■ Material provided:
-- begin --
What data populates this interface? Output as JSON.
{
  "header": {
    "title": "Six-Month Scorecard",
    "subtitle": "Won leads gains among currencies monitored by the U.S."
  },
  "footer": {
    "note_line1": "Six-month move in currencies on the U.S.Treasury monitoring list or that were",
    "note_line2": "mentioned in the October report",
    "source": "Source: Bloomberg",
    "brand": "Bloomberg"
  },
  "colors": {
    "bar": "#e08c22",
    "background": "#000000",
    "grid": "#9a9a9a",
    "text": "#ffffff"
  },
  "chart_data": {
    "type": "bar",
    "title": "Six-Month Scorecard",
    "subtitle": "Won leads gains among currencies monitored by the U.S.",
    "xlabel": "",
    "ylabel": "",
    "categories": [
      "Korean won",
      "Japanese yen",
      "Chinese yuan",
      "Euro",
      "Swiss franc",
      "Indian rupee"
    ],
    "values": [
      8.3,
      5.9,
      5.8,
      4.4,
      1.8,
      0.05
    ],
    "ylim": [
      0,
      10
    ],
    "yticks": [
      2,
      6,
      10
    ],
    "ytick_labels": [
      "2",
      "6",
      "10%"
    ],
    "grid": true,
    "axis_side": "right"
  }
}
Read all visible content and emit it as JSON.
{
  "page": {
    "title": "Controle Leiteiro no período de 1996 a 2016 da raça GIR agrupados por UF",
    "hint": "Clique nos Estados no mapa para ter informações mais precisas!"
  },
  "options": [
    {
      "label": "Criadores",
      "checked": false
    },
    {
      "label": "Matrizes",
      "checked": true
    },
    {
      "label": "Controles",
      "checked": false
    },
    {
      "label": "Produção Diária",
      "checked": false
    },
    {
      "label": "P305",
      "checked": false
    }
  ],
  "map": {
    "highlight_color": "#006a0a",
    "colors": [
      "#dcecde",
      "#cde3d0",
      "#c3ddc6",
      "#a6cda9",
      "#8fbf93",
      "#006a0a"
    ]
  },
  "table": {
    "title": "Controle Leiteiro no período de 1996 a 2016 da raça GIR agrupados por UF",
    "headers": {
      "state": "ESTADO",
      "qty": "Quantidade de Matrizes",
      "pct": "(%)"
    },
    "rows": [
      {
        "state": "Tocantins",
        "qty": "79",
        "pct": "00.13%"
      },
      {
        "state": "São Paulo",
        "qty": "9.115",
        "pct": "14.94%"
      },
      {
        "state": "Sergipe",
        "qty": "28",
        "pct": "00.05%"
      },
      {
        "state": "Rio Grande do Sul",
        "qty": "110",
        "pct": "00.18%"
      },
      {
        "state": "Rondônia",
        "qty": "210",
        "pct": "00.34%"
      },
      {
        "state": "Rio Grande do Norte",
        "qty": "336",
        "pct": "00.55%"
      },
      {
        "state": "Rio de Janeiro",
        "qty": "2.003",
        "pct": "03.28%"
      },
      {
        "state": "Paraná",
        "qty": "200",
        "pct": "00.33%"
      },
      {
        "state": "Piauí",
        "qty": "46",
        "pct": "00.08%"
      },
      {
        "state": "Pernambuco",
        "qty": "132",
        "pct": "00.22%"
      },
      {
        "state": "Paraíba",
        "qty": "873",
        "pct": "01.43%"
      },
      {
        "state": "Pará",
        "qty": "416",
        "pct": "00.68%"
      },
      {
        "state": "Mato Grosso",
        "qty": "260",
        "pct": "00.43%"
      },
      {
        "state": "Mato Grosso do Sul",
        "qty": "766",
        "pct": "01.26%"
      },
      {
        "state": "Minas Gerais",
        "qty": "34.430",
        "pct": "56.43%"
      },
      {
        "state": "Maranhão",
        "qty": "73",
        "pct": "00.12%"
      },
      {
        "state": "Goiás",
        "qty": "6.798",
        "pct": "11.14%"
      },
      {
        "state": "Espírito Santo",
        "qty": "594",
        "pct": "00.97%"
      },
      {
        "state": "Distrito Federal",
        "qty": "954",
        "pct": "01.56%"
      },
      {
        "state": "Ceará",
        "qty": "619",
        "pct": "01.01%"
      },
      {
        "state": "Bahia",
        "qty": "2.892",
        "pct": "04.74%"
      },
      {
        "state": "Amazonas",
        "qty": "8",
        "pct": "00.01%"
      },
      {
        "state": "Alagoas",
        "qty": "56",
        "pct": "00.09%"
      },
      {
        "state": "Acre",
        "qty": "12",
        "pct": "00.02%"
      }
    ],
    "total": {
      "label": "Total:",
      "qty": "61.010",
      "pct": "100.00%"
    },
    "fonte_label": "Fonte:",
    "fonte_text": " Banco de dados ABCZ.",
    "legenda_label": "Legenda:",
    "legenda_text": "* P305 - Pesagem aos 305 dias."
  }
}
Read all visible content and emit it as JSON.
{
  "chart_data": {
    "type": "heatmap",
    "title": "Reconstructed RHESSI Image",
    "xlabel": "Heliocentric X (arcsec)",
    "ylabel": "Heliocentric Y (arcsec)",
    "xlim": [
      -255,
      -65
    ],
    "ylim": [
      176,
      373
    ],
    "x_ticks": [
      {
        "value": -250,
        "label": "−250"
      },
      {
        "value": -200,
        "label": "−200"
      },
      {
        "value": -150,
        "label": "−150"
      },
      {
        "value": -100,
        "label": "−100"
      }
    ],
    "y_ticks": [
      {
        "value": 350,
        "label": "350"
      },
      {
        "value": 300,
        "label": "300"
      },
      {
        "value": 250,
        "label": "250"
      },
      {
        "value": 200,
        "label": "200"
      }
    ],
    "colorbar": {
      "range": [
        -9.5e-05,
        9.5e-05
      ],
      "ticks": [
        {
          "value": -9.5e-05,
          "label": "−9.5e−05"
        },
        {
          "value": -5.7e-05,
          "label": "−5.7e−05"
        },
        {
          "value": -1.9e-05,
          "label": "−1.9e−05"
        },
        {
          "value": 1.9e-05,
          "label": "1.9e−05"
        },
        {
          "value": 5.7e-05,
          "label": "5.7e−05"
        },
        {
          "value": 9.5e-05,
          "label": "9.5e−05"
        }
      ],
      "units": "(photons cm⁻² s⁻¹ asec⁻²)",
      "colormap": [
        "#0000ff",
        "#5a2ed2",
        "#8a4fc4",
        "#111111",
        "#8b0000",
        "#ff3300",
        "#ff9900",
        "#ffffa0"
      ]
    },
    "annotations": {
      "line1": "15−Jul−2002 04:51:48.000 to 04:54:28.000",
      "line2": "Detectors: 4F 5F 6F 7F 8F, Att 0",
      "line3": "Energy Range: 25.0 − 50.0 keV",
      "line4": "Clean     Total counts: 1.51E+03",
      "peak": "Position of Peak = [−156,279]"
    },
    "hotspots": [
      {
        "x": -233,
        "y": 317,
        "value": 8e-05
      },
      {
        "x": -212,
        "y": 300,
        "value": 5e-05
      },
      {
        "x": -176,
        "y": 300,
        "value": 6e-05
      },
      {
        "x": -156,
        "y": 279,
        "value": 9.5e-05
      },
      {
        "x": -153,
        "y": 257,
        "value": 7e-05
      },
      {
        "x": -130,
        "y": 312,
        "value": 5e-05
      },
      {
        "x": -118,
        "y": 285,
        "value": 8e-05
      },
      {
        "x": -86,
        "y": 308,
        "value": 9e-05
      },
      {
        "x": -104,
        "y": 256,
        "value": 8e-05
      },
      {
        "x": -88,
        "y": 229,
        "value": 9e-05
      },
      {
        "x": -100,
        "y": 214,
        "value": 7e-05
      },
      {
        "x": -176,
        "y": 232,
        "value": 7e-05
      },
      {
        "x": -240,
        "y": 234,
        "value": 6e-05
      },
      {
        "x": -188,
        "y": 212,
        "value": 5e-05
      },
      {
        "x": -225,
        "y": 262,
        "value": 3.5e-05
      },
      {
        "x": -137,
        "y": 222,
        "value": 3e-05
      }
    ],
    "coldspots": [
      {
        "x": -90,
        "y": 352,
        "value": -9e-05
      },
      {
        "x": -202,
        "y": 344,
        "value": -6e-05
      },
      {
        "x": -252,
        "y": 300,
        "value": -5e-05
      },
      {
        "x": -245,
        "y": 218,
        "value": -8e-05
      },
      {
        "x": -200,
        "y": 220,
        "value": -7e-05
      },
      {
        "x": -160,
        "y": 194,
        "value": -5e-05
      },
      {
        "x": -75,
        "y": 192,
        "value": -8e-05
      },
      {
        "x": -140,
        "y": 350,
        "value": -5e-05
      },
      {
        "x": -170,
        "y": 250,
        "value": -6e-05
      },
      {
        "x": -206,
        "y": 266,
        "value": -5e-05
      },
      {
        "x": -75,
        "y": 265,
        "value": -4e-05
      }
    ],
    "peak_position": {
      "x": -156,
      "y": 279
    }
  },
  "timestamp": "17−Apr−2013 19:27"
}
-- end --
■ Challenge: Find all lines where the word "xlabel" appears. Copy them.

■ Finished task:
    "xlabel": "",
    "xlabel": "Heliocentric X (arcsec)",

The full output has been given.